— START OF Supplied data —

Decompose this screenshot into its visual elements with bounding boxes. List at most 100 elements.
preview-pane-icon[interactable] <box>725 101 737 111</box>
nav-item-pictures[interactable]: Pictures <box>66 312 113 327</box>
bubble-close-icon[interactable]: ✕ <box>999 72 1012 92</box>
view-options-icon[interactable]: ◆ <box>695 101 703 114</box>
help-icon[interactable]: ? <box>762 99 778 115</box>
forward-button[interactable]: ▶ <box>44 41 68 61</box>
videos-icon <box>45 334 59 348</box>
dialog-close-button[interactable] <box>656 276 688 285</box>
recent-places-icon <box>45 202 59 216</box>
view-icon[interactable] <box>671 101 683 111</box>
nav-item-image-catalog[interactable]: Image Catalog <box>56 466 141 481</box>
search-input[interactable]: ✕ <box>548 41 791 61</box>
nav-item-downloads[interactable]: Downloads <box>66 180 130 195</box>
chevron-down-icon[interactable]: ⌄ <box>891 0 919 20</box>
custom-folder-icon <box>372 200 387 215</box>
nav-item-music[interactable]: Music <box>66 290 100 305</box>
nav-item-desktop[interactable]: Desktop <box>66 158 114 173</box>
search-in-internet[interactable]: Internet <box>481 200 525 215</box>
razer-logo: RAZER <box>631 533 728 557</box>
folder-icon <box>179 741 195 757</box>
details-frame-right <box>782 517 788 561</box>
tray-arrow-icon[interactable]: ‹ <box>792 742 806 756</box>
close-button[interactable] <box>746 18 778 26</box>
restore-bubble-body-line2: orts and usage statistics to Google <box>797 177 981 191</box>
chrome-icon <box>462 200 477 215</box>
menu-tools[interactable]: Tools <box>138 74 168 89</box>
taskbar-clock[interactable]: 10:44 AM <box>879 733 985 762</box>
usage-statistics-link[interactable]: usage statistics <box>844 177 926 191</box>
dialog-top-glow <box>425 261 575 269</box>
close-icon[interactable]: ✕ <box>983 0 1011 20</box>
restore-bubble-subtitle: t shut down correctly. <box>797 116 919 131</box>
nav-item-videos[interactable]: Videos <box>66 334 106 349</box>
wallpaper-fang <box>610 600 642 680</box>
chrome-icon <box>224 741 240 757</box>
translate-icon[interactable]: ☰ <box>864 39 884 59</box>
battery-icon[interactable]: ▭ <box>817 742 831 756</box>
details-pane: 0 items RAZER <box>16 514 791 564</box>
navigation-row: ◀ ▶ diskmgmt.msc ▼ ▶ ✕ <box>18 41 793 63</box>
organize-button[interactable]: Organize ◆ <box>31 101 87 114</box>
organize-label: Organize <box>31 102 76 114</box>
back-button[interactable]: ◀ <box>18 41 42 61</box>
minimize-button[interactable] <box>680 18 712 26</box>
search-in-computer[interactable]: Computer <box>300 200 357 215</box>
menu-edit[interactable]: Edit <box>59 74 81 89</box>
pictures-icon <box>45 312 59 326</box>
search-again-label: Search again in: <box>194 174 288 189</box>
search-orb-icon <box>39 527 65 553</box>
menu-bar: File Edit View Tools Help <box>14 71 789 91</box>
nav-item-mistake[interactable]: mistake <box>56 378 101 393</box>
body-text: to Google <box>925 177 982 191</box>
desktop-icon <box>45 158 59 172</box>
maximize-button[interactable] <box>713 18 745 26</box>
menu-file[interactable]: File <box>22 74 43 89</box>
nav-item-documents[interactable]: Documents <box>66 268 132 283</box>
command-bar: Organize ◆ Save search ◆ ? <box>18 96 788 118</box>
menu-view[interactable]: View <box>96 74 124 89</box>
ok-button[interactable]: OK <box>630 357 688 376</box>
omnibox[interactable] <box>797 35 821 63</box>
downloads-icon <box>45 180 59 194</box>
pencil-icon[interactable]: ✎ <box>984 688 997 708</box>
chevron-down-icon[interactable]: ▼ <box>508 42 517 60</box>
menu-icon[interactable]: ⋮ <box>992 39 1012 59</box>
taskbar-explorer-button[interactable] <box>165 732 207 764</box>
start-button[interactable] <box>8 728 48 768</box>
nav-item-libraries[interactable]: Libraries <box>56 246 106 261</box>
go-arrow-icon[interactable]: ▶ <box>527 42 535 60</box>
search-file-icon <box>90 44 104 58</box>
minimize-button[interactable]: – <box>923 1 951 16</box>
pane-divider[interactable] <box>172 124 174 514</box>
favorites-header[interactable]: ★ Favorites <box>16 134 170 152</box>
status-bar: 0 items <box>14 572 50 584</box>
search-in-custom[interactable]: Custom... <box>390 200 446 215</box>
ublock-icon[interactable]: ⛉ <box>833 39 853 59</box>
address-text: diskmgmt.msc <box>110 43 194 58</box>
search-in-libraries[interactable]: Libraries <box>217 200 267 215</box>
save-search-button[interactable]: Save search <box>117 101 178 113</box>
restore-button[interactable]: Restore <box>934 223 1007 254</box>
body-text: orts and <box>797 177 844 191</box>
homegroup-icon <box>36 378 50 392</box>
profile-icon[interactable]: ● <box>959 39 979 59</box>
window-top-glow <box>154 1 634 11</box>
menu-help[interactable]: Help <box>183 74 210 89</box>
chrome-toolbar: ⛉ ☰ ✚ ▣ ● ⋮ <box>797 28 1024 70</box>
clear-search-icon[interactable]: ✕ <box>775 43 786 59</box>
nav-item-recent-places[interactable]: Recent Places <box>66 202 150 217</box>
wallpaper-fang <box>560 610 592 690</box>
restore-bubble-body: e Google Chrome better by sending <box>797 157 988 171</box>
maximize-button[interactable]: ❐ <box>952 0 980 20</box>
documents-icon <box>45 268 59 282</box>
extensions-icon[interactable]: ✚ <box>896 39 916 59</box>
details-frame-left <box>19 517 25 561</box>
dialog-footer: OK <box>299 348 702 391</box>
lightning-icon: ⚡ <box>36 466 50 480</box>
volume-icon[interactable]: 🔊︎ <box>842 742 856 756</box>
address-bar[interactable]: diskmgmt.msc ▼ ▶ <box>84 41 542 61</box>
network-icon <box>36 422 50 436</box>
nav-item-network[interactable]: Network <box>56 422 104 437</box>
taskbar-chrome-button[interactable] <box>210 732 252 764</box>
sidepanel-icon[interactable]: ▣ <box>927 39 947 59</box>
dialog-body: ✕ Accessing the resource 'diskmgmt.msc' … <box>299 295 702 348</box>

— END OF Supplied data —

#### Required work
Please reproduce every line of the entries above word for word.

#### Exercise result
Decompose this screenshot into its visual elements with bounding boxes. List at most 100 elements.
preview-pane-icon[interactable] <box>725 101 737 111</box>
nav-item-pictures[interactable]: Pictures <box>66 312 113 327</box>
bubble-close-icon[interactable]: ✕ <box>999 72 1012 92</box>
view-options-icon[interactable]: ◆ <box>695 101 703 114</box>
help-icon[interactable]: ? <box>762 99 778 115</box>
forward-button[interactable]: ▶ <box>44 41 68 61</box>
videos-icon <box>45 334 59 348</box>
dialog-close-button[interactable] <box>656 276 688 285</box>
recent-places-icon <box>45 202 59 216</box>
view-icon[interactable] <box>671 101 683 111</box>
nav-item-image-catalog[interactable]: Image Catalog <box>56 466 141 481</box>
search-input[interactable]: ✕ <box>548 41 791 61</box>
nav-item-downloads[interactable]: Downloads <box>66 180 130 195</box>
chevron-down-icon[interactable]: ⌄ <box>891 0 919 20</box>
custom-folder-icon <box>372 200 387 215</box>
nav-item-music[interactable]: Music <box>66 290 100 305</box>
nav-item-desktop[interactable]: Desktop <box>66 158 114 173</box>
search-in-internet[interactable]: Internet <box>481 200 525 215</box>
razer-logo: RAZER <box>631 533 728 557</box>
folder-icon <box>179 741 195 757</box>
details-frame-right <box>782 517 788 561</box>
tray-arrow-icon[interactable]: ‹ <box>792 742 806 756</box>
close-button[interactable] <box>746 18 778 26</box>
restore-bubble-body-line2: orts and usage statistics to Google <box>797 177 981 191</box>
chrome-icon <box>462 200 477 215</box>
menu-tools[interactable]: Tools <box>138 74 168 89</box>
taskbar-clock[interactable]: 10:44 AM <box>879 733 985 762</box>
usage-statistics-link[interactable]: usage statistics <box>844 177 926 191</box>
dialog-top-glow <box>425 261 575 269</box>
close-icon[interactable]: ✕ <box>983 0 1011 20</box>
restore-bubble-subtitle: t shut down correctly. <box>797 116 919 131</box>
nav-item-videos[interactable]: Videos <box>66 334 106 349</box>
wallpaper-fang <box>610 600 642 680</box>
chrome-icon <box>224 741 240 757</box>
translate-icon[interactable]: ☰ <box>864 39 884 59</box>
battery-icon[interactable]: ▭ <box>817 742 831 756</box>
details-pane: 0 items RAZER <box>16 514 791 564</box>
navigation-row: ◀ ▶ diskmgmt.msc ▼ ▶ ✕ <box>18 41 793 63</box>
organize-button[interactable]: Organize ◆ <box>31 101 87 114</box>
organize-label: Organize <box>31 102 76 114</box>
back-button[interactable]: ◀ <box>18 41 42 61</box>
minimize-button[interactable] <box>680 18 712 26</box>
search-in-computer[interactable]: Computer <box>300 200 357 215</box>
menu-edit[interactable]: Edit <box>59 74 81 89</box>
pictures-icon <box>45 312 59 326</box>
search-again-label: Search again in: <box>194 174 288 189</box>
search-orb-icon <box>39 527 65 553</box>
menu-bar: File Edit View Tools Help <box>14 71 789 91</box>
nav-item-mistake[interactable]: mistake <box>56 378 101 393</box>
body-text: to Google <box>925 177 982 191</box>
desktop-icon <box>45 158 59 172</box>
maximize-button[interactable] <box>713 18 745 26</box>
menu-file[interactable]: File <box>22 74 43 89</box>
nav-item-documents[interactable]: Documents <box>66 268 132 283</box>
command-bar: Organize ◆ Save search ◆ ? <box>18 96 788 118</box>
menu-view[interactable]: View <box>96 74 124 89</box>
ok-button[interactable]: OK <box>630 357 688 376</box>
omnibox[interactable] <box>797 35 821 63</box>
downloads-icon <box>45 180 59 194</box>
pencil-icon[interactable]: ✎ <box>984 688 997 708</box>
chevron-down-icon[interactable]: ▼ <box>508 42 517 60</box>
menu-icon[interactable]: ⋮ <box>992 39 1012 59</box>
taskbar-explorer-button[interactable] <box>165 732 207 764</box>
start-button[interactable] <box>8 728 48 768</box>
nav-item-libraries[interactable]: Libraries <box>56 246 106 261</box>
go-arrow-icon[interactable]: ▶ <box>527 42 535 60</box>
search-file-icon <box>90 44 104 58</box>
minimize-button[interactable]: – <box>923 1 951 16</box>
pane-divider[interactable] <box>172 124 174 514</box>
favorites-header[interactable]: ★ Favorites <box>16 134 170 152</box>
status-bar: 0 items <box>14 572 50 584</box>
search-in-custom[interactable]: Custom... <box>390 200 446 215</box>
ublock-icon[interactable]: ⛉ <box>833 39 853 59</box>
address-text: diskmgmt.msc <box>110 43 194 58</box>
search-in-libraries[interactable]: Libraries <box>217 200 267 215</box>
save-search-button[interactable]: Save search <box>117 101 178 113</box>
restore-button[interactable]: Restore <box>934 223 1007 254</box>
body-text: orts and <box>797 177 844 191</box>
homegroup-icon <box>36 378 50 392</box>
profile-icon[interactable]: ● <box>959 39 979 59</box>
window-top-glow <box>154 1 634 11</box>
menu-help[interactable]: Help <box>183 74 210 89</box>
chrome-toolbar: ⛉ ☰ ✚ ▣ ● ⋮ <box>797 28 1024 70</box>
clear-search-icon[interactable]: ✕ <box>775 43 786 59</box>
nav-item-recent-places[interactable]: Recent Places <box>66 202 150 217</box>
wallpaper-fang <box>560 610 592 690</box>
restore-bubble-body: e Google Chrome better by sending <box>797 157 988 171</box>
maximize-button[interactable]: ❐ <box>952 0 980 20</box>
documents-icon <box>45 268 59 282</box>
extensions-icon[interactable]: ✚ <box>896 39 916 59</box>
details-frame-left <box>19 517 25 561</box>
dialog-footer: OK <box>299 348 702 391</box>
lightning-icon: ⚡ <box>36 466 50 480</box>
volume-icon[interactable]: 🔊︎ <box>842 742 856 756</box>
address-bar[interactable]: diskmgmt.msc ▼ ▶ <box>84 41 542 61</box>
network-icon <box>36 422 50 436</box>
nav-item-network[interactable]: Network <box>56 422 104 437</box>
taskbar-chrome-button[interactable] <box>210 732 252 764</box>
sidepanel-icon[interactable]: ▣ <box>927 39 947 59</box>
dialog-body: ✕ Accessing the resource 'diskmgmt.msc' … <box>299 295 702 348</box>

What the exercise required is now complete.